#### WORKING DATA ####
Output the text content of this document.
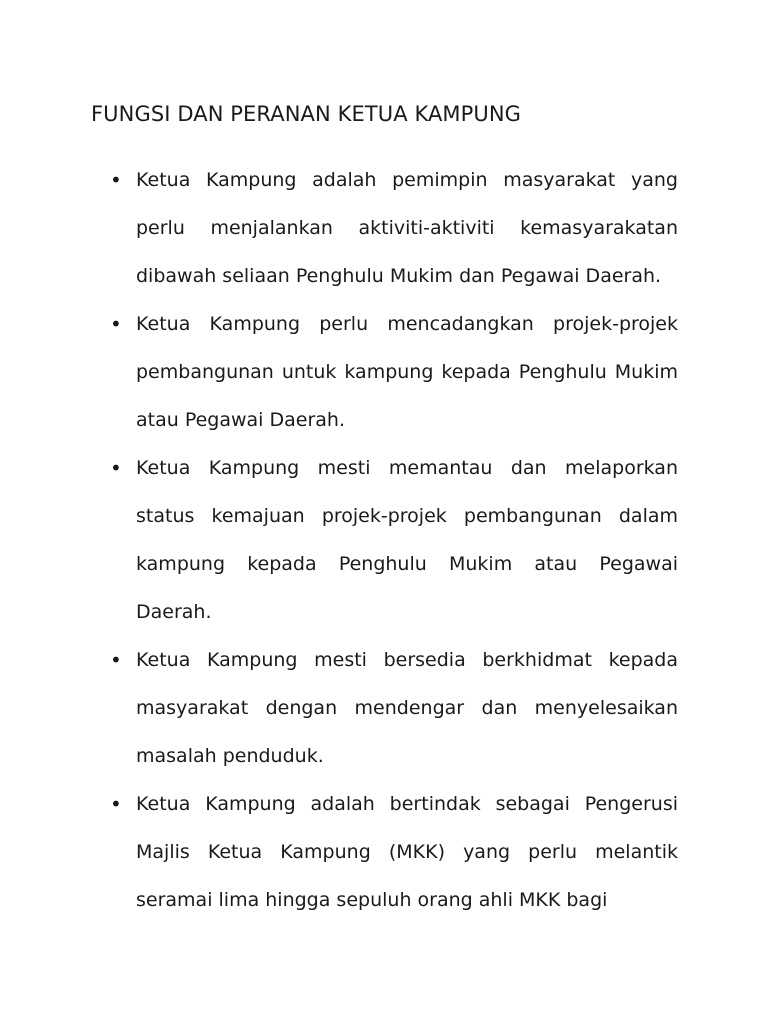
FUNGSI DAN PERANAN KETUA KAMPUNG
• Ketua Kampung adalah pemimpin masyarakat yang perlu menjalankan aktiviti-aktiviti kemasyarakatan dibawah seliaan Penghulu Mukim dan Pegawai Daerah.
• Ketua Kampung perlu mencadangkan projek-projek pembangunan untuk kampung kepada Penghulu Mukim atau Pegawai Daerah.
• Ketua Kampung mesti memantau dan melaporkan status kemajuan projek-projek pembangunan dalam kampung kepada Penghulu Mukim atau Pegawai Daerah.
• Ketua Kampung mesti bersedia berkhidmat kepada masyarakat dengan mendengar dan menyelesaikan masalah penduduk.
• Ketua Kampung adalah bertindak sebagai Pengerusi Majlis Ketua Kampung (MKK) yang perlu melantik seramai lima hingga sepuluh orang ahli MKK bagi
####
• [WRITTEN PROBLEM]
Give the data above again in full and unchanged, skipping the pictures.

• [SOLUTION TO THE PROBLEM]
Output the text content of this document.
FUNGSI DAN PERANAN KETUA KAMPUNG
• Ketua Kampung adalah pemimpin masyarakat yang perlu menjalankan aktiviti-aktiviti kemasyarakatan dibawah seliaan Penghulu Mukim dan Pegawai Daerah.
• Ketua Kampung perlu mencadangkan projek-projek pembangunan untuk kampung kepada Penghulu Mukim atau Pegawai Daerah.
• Ketua Kampung mesti memantau dan melaporkan status kemajuan projek-projek pembangunan dalam kampung kepada Penghulu Mukim atau Pegawai Daerah.
• Ketua Kampung mesti bersedia berkhidmat kepada masyarakat dengan mendengar dan menyelesaikan masalah penduduk.
• Ketua Kampung adalah bertindak sebagai Pengerusi Majlis Ketua Kampung (MKK) yang perlu melantik seramai lima hingga sepuluh orang ahli MKK bagi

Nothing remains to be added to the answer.